━━ Given records ━━

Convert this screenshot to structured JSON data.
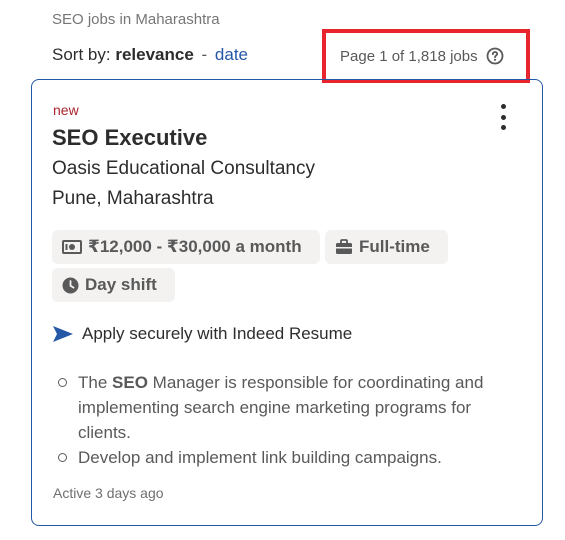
{
  "search": {
    "title": "SEO jobs in Maharashtra"
  },
  "sort": {
    "label": "Sort by:",
    "active": "relevance",
    "separator": "-",
    "other": "date"
  },
  "pagination": {
    "text": "Page 1 of 1,818 jobs",
    "help_icon": "question-circle-icon"
  },
  "highlight_color": "#e8242f",
  "job": {
    "badge": "new",
    "title": "SEO Executive",
    "company": "Oasis Educational Consultancy",
    "location": "Pune, Maharashtra",
    "salary": "₹12,000 - ₹30,000 a month",
    "job_type": "Full-time",
    "shift": "Day shift",
    "apply_text": "Apply securely with Indeed Resume",
    "snippet": [
      {
        "before": "The ",
        "bold": "SEO",
        "after": " Manager is responsible for coordinating and implementing search engine marketing programs for clients."
      },
      {
        "before": "Develop and implement link building campaigns.",
        "bold": "",
        "after": ""
      }
    ],
    "posted": "Active 3 days ago",
    "menu_icon": "kebab-menu-icon"
  }
}
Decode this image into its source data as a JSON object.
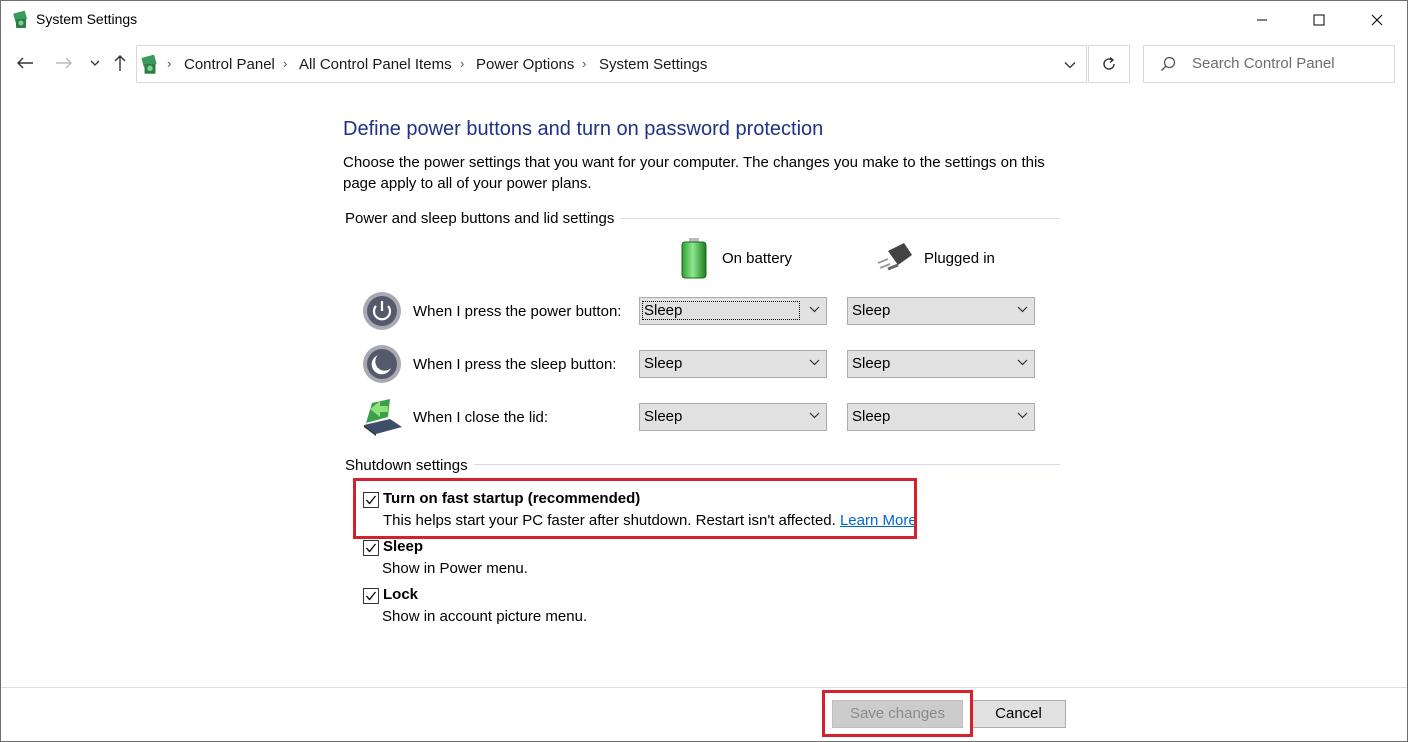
{
  "window": {
    "title": "System Settings"
  },
  "nav": {
    "breadcrumb": [
      "Control Panel",
      "All Control Panel Items",
      "Power Options",
      "System Settings"
    ],
    "search_placeholder": "Search Control Panel"
  },
  "page": {
    "heading": "Define power buttons and turn on password protection",
    "description": "Choose the power settings that you want for your computer. The changes you make to the settings on this page apply to all of your power plans."
  },
  "power_buttons": {
    "group_label": "Power and sleep buttons and lid settings",
    "col_battery": "On battery",
    "col_plugged": "Plugged in",
    "rows": [
      {
        "label": "When I press the power button:",
        "battery": "Sleep",
        "plugged": "Sleep",
        "icon": "power-button-icon"
      },
      {
        "label": "When I press the sleep button:",
        "battery": "Sleep",
        "plugged": "Sleep",
        "icon": "sleep-button-icon"
      },
      {
        "label": "When I close the lid:",
        "battery": "Sleep",
        "plugged": "Sleep",
        "icon": "laptop-lid-icon"
      }
    ]
  },
  "shutdown": {
    "group_label": "Shutdown settings",
    "options": [
      {
        "title": "Turn on fast startup (recommended)",
        "desc": "This helps start your PC faster after shutdown. Restart isn't affected.",
        "link": "Learn More",
        "checked": true
      },
      {
        "title": "Sleep",
        "desc": "Show in Power menu.",
        "checked": true
      },
      {
        "title": "Lock",
        "desc": "Show in account picture menu.",
        "checked": true
      }
    ]
  },
  "buttons": {
    "save": "Save changes",
    "cancel": "Cancel"
  },
  "colors": {
    "heading": "#1e3287",
    "highlight_box": "#d3212d",
    "link": "#0066cc"
  }
}
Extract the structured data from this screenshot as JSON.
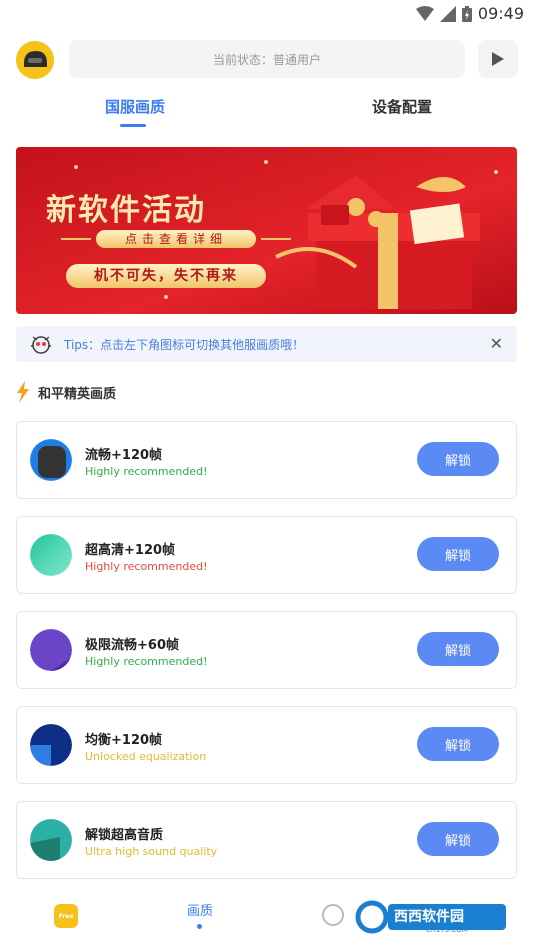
{
  "status_bar": {
    "time": "09:49"
  },
  "header": {
    "status_text": "当前状态：普通用户"
  },
  "tabs": [
    {
      "label": "国服画质",
      "active": true
    },
    {
      "label": "设备配置",
      "active": false
    }
  ],
  "banner": {
    "title": "新软件活动",
    "link_text": "点击查看详细",
    "slogan": "机不可失，失不再来"
  },
  "tips": {
    "text": "Tips：点击左下角图标可切换其他服画质哦！"
  },
  "section": {
    "title": "和平精英画质"
  },
  "cards": [
    {
      "title": "流畅+120帧",
      "subtitle": "Highly recommended!",
      "subtitle_color": "#2fae4a",
      "button": "解锁"
    },
    {
      "title": "超高清+120帧",
      "subtitle": "Highly recommended!",
      "subtitle_color": "#e84a3c",
      "button": "解锁"
    },
    {
      "title": "极限流畅+60帧",
      "subtitle": "Highly recommended!",
      "subtitle_color": "#2fae4a",
      "button": "解锁"
    },
    {
      "title": "均衡+120帧",
      "subtitle": "Unlocked equalization",
      "subtitle_color": "#e7b92c",
      "button": "解锁"
    },
    {
      "title": "解锁超高音质",
      "subtitle": "Ultra high sound quality",
      "subtitle_color": "#e7b92c",
      "button": "解锁"
    }
  ],
  "bottom_nav": {
    "left_icon_text": "Free",
    "middle_label": "画质"
  },
  "watermark": {
    "brand": "西西软件园",
    "domain": "CR173.COM"
  },
  "colors": {
    "accent": "#3d7cf0",
    "button": "#5b8af4"
  }
}
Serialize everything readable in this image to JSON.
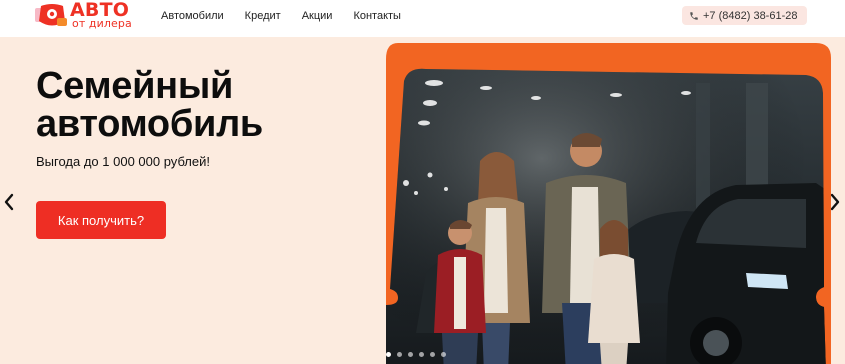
{
  "brand": {
    "main": "АВТО",
    "sub": "от дилера",
    "color": "#ee3124"
  },
  "nav": [
    {
      "label": "Автомобили"
    },
    {
      "label": "Кредит"
    },
    {
      "label": "Акции"
    },
    {
      "label": "Контакты"
    }
  ],
  "phone": {
    "number": "+7 (8482) 38-61-28",
    "icon": "phone-icon"
  },
  "hero": {
    "title_line1": "Семейный",
    "title_line2": "автомобиль",
    "subtitle": "Выгода до 1 000 000 рублей!",
    "cta_label": "Как получить?",
    "accent": "#f26522",
    "background": "#fcebdf"
  },
  "carousel": {
    "slides": 6,
    "active_index": 0
  }
}
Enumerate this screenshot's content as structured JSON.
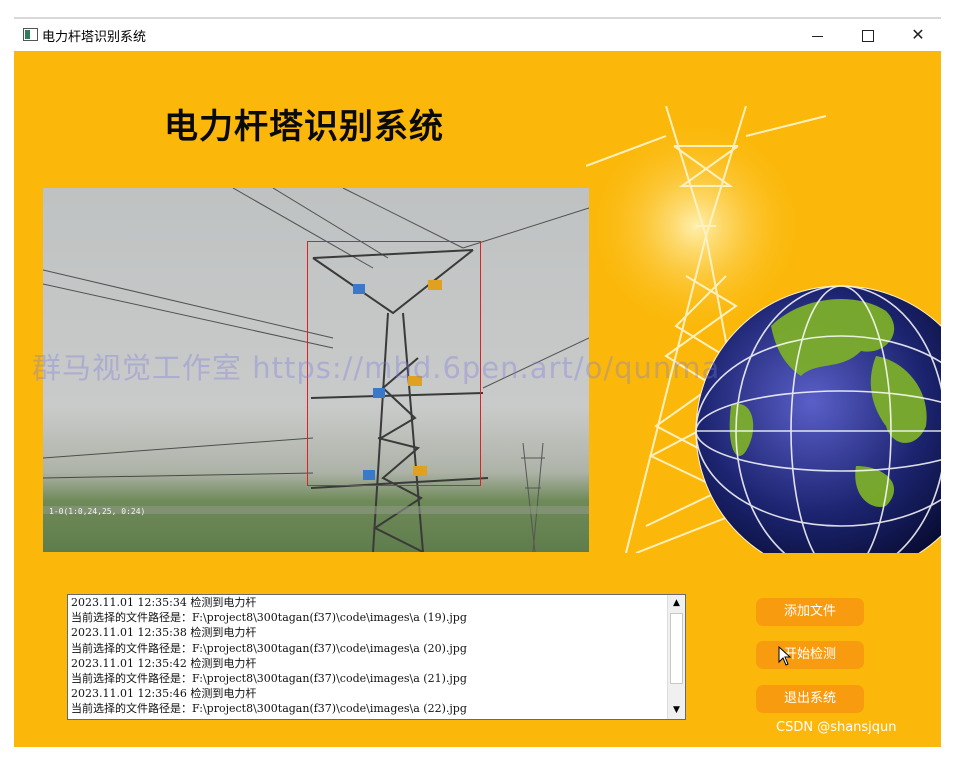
{
  "window": {
    "title": "电力杆塔识别系统",
    "controls": {
      "minimize": "minimize-icon",
      "maximize": "maximize-icon",
      "close": "close-icon"
    }
  },
  "header": {
    "title": "电力杆塔识别系统"
  },
  "photo": {
    "timestamp": "1-0(1:0,24,25, 0:24)"
  },
  "watermark": {
    "text": "群马视觉工作室 https://mbd.6pen.art/o/qunma"
  },
  "log": {
    "lines": [
      "2023.11.01 12:35:34  检测到电力杆",
      "当前选择的文件路径是：F:\\project8\\300tagan(f37)\\code\\images\\a (19).jpg",
      "2023.11.01 12:35:38  检测到电力杆",
      "当前选择的文件路径是：F:\\project8\\300tagan(f37)\\code\\images\\a (20).jpg",
      "2023.11.01 12:35:42  检测到电力杆",
      "当前选择的文件路径是：F:\\project8\\300tagan(f37)\\code\\images\\a (21).jpg",
      "2023.11.01 12:35:46  检测到电力杆",
      "当前选择的文件路径是：F:\\project8\\300tagan(f37)\\code\\images\\a (22).jpg"
    ]
  },
  "buttons": {
    "add_file": "添加文件",
    "start_detect": "开始检测",
    "exit_system": "退出系统"
  },
  "footer": {
    "credit": "CSDN @shansjqun"
  },
  "colors": {
    "background": "#fbb80a",
    "button": "#f99b0f",
    "detection_box": "#e02020"
  }
}
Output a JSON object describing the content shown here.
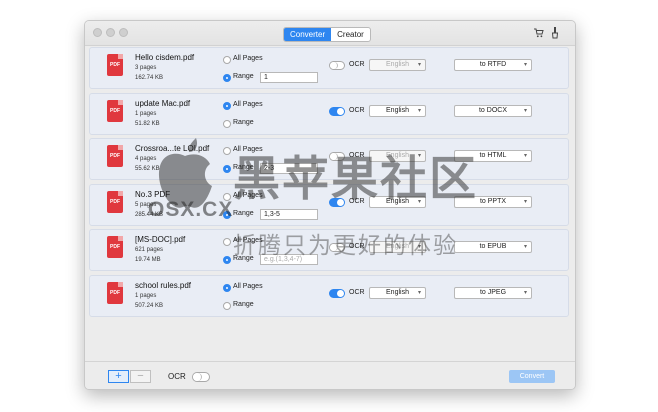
{
  "titlebar": {
    "tabs": [
      {
        "label": "Converter",
        "active": true
      },
      {
        "label": "Creator",
        "active": false
      }
    ],
    "icons": [
      "cart-icon",
      "brush-icon"
    ]
  },
  "options": {
    "all_pages": "All Pages",
    "range": "Range",
    "ocr": "OCR"
  },
  "files": [
    {
      "name": "Hello cisdem.pdf",
      "pages": "3 pages",
      "size": "162.74 KB",
      "page_mode": "range",
      "range": "1",
      "range_placeholder": "",
      "ocr": false,
      "language": "English",
      "format": "to RTFD"
    },
    {
      "name": "update Mac.pdf",
      "pages": "1 pages",
      "size": "51.82 KB",
      "page_mode": "all",
      "range": "",
      "range_placeholder": "",
      "ocr": true,
      "language": "English",
      "format": "to DOCX"
    },
    {
      "name": "Crossroa...te LOI.pdf",
      "pages": "4 pages",
      "size": "55.62 KB",
      "page_mode": "range",
      "range": "2-3",
      "range_placeholder": "",
      "ocr": false,
      "language": "English",
      "format": "to HTML"
    },
    {
      "name": "No.3 PDF",
      "pages": "5 pages",
      "size": "285.44 KB",
      "page_mode": "range",
      "range": "1,3-5",
      "range_placeholder": "",
      "ocr": true,
      "language": "English",
      "format": "to PPTX"
    },
    {
      "name": "[MS-DOC].pdf",
      "pages": "621 pages",
      "size": "19.74 MB",
      "page_mode": "range",
      "range": "",
      "range_placeholder": "e.g.(1,3,4-7)",
      "ocr": false,
      "language": "English",
      "format": "to EPUB"
    },
    {
      "name": "school rules.pdf",
      "pages": "1 pages",
      "size": "507.24 KB",
      "page_mode": "all",
      "range": "",
      "range_placeholder": "",
      "ocr": true,
      "language": "English",
      "format": "to JPEG"
    }
  ],
  "file_icon_label": "PDF",
  "bottom": {
    "add": "+",
    "remove": "−",
    "ocr_label": "OCR",
    "ocr_on": false,
    "convert": "Convert"
  },
  "watermark": {
    "brand": "OSX.CX",
    "cn_title": "黑苹果社区",
    "cn_slogan": "折腾只为更好的体验"
  },
  "colors": {
    "accent": "#2e86f0",
    "pdf_red": "#e0383e",
    "row_bg": "#e9edf5"
  }
}
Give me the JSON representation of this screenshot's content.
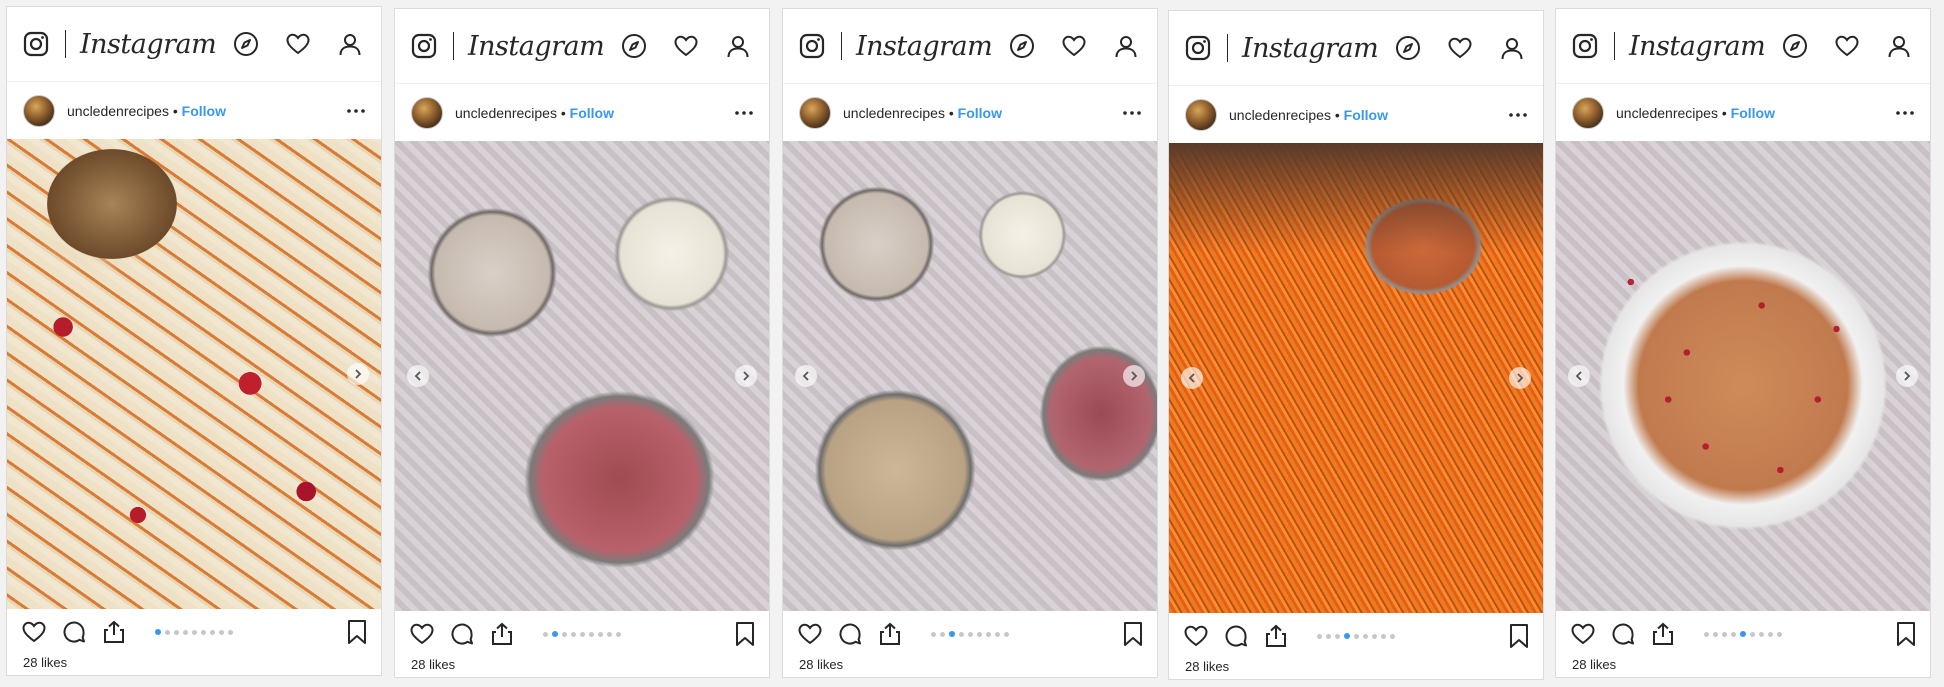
{
  "brand": {
    "wordmark": "Instagram"
  },
  "colors": {
    "follow": "#3897f0",
    "text": "#262626",
    "active_dot": "#3897f0"
  },
  "icons": {
    "logo": "instagram-camera-icon",
    "explore": "compass-icon",
    "activity": "heart-icon",
    "profile": "person-icon",
    "more": "ellipsis-icon",
    "like": "heart-outline-icon",
    "comment": "comment-bubble-icon",
    "share": "share-upload-icon",
    "save": "bookmark-icon",
    "prev": "chevron-left-icon",
    "next": "chevron-right-icon"
  },
  "posts": [
    {
      "username": "uncledenrecipes",
      "separator": "•",
      "follow_label": "Follow",
      "likes": "28 likes",
      "slide_index": 1,
      "slide_total": 9,
      "show_prev": false,
      "show_next": true
    },
    {
      "username": "uncledenrecipes",
      "separator": "•",
      "follow_label": "Follow",
      "likes": "28 likes",
      "slide_index": 2,
      "slide_total": 9,
      "show_prev": true,
      "show_next": true
    },
    {
      "username": "uncledenrecipes",
      "separator": "•",
      "follow_label": "Follow",
      "likes": "28 likes",
      "slide_index": 3,
      "slide_total": 9,
      "show_prev": true,
      "show_next": true
    },
    {
      "username": "uncledenrecipes",
      "separator": "•",
      "follow_label": "Follow",
      "likes": "28 likes",
      "slide_index": 4,
      "slide_total": 9,
      "show_prev": true,
      "show_next": true
    },
    {
      "username": "uncledenrecipes",
      "separator": "•",
      "follow_label": "Follow",
      "likes": "28 likes",
      "slide_index": 5,
      "slide_total": 9,
      "show_prev": true,
      "show_next": true
    }
  ]
}
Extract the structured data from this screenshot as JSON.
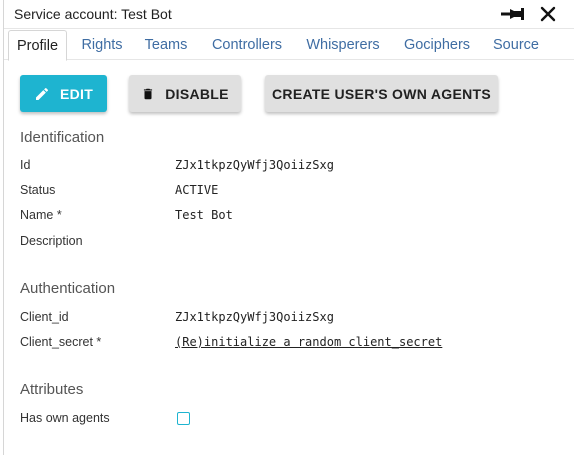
{
  "window": {
    "title": "Service account: Test Bot"
  },
  "tabs": [
    {
      "label": "Profile"
    },
    {
      "label": "Rights"
    },
    {
      "label": "Teams"
    },
    {
      "label": "Controllers"
    },
    {
      "label": "Whisperers"
    },
    {
      "label": "Gociphers"
    },
    {
      "label": "Source"
    }
  ],
  "toolbar": {
    "edit_label": "EDIT",
    "disable_label": "DISABLE",
    "create_agents_label": "CREATE USER'S OWN AGENTS"
  },
  "identification": {
    "heading": "Identification",
    "id_label": "Id",
    "id_value": "ZJx1tkpzQyWfj3QoiizSxg",
    "status_label": "Status",
    "status_value": "ACTIVE",
    "name_label": "Name *",
    "name_value": "Test Bot",
    "description_label": "Description"
  },
  "authentication": {
    "heading": "Authentication",
    "client_id_label": "Client_id",
    "client_id_value": "ZJx1tkpzQyWfj3QoiizSxg",
    "client_secret_label": "Client_secret *",
    "client_secret_link": "(Re)initialize a random client_secret"
  },
  "attributes": {
    "heading": "Attributes",
    "own_agents_label": "Has own agents",
    "own_agents_checked": false
  },
  "colors": {
    "accent": "#1eb4d0",
    "tab_link": "#3f6da3",
    "button_gray": "#e0e0e0"
  },
  "icons": {
    "pin": "pin-icon",
    "close": "close-icon",
    "edit": "pencil-icon",
    "disable": "trash-icon"
  }
}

━━━

What is being asked
Give the number of lines where the string "content" occurs, without any further text.

Exercise answer
3